[A block of data]
- - - - -

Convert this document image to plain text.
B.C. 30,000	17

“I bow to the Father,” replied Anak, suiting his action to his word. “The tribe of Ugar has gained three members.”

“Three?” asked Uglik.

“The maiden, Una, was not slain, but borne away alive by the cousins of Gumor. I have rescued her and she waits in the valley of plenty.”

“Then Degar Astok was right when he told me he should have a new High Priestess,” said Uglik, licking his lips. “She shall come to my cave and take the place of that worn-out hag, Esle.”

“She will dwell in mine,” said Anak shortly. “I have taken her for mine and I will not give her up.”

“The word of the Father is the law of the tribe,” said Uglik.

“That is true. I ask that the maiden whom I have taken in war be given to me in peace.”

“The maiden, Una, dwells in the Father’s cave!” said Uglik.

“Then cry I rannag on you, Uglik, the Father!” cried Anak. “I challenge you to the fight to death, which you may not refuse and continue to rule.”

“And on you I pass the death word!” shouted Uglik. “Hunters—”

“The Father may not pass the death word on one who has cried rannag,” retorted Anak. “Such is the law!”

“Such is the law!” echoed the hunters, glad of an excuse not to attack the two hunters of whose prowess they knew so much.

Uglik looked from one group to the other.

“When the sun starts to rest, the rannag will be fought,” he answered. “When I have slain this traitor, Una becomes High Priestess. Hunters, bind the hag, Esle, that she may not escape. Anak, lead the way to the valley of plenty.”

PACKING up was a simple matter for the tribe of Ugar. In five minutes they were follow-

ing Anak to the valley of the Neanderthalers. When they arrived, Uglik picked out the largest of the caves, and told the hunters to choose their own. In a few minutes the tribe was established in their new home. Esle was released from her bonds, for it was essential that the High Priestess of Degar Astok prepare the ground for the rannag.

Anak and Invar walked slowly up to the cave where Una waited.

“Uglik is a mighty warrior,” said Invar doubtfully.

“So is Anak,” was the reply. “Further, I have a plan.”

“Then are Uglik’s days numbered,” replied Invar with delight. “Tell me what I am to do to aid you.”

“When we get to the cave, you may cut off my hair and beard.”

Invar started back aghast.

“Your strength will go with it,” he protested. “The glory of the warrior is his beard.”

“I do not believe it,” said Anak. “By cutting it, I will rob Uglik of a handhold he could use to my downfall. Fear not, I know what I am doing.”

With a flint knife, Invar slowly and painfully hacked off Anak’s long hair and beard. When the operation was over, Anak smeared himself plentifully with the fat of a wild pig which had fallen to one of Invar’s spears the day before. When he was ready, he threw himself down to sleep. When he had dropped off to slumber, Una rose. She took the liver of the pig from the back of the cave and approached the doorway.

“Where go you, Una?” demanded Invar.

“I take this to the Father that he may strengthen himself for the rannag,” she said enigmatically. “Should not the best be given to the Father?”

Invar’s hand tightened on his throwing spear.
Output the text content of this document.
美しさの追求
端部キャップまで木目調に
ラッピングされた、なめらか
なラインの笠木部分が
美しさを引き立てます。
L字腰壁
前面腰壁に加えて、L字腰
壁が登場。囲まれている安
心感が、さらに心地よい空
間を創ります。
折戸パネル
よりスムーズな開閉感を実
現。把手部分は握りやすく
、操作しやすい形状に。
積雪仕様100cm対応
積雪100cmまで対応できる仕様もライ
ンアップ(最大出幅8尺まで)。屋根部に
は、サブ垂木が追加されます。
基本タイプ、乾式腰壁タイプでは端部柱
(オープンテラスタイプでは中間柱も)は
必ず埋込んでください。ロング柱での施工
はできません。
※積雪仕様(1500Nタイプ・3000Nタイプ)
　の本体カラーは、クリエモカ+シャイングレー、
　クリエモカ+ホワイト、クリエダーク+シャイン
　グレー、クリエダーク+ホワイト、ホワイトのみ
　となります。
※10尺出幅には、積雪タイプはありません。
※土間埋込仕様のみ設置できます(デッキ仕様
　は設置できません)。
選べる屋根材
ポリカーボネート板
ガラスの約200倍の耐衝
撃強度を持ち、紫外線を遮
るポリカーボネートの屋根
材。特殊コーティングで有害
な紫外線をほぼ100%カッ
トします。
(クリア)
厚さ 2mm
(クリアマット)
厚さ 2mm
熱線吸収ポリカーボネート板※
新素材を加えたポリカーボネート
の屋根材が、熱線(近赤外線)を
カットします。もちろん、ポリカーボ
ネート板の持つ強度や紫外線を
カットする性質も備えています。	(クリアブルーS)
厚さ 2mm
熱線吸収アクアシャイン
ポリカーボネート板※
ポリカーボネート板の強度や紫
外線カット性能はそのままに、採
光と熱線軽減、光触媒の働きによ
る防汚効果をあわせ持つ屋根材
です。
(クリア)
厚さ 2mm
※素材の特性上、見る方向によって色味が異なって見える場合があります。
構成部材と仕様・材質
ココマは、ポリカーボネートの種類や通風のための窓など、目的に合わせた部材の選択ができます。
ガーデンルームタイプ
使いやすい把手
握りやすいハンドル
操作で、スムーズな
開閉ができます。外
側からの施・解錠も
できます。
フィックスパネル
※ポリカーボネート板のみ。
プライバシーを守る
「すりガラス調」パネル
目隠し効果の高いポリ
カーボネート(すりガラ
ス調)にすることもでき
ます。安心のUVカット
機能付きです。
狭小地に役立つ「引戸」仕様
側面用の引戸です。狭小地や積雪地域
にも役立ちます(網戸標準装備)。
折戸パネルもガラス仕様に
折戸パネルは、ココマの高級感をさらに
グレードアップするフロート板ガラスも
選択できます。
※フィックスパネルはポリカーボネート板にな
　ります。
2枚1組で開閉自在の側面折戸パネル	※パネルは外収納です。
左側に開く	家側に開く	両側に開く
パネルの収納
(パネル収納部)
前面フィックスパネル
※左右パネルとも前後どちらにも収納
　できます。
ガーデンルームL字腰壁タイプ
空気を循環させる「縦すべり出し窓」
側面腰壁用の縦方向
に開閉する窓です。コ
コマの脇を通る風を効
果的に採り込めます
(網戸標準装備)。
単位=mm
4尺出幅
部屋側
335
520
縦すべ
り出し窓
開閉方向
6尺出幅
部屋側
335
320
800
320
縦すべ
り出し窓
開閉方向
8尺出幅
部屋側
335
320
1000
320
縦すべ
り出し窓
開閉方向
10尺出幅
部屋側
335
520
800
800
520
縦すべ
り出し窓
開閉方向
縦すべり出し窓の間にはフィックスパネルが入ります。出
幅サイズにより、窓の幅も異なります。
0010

- - - - -

Collect the lines of the records that include the string "given".

“That is true. I ask that the maiden whom I have taken in war be given to me in peace.”
“I take this to the Father that he may strengthen himself for the rannag,” she said enigmatically. “Should not the best be given to the Father?”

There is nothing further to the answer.